(Extracted records)
'''

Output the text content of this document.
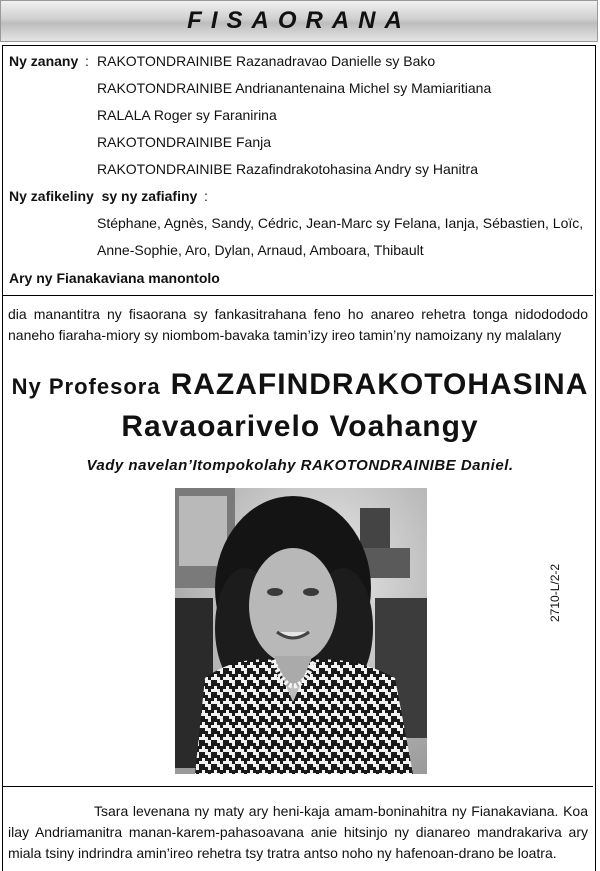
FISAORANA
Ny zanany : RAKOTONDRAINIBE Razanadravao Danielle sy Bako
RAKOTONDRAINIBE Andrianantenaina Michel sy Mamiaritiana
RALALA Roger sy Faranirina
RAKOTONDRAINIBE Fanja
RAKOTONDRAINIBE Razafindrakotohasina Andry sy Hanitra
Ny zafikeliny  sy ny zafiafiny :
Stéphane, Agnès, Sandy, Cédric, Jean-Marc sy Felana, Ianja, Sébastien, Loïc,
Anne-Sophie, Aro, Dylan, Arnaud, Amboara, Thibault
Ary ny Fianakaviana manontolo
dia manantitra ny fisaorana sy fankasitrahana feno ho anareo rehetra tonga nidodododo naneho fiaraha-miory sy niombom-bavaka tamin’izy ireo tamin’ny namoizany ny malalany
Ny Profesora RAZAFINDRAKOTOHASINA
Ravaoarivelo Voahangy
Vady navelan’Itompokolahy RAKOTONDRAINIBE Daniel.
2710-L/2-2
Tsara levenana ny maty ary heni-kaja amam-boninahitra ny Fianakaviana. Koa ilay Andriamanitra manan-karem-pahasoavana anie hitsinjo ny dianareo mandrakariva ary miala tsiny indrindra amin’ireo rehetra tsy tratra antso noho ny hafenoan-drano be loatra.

'''

- [Stated problem]
Pull every line containing the word "Fianakaviana" out of the entries above.

- [The answer]
Ary ny Fianakaviana manontolo
Tsara levenana ny maty ary heni-kaja amam-boninahitra ny Fianakaviana. Koa ilay Andriamanitra manan-karem-pahasoavana anie hitsinjo ny dianareo mandrakariva ary miala tsiny indrindra amin’ireo rehetra tsy tratra antso noho ny hafenoan-drano be loatra.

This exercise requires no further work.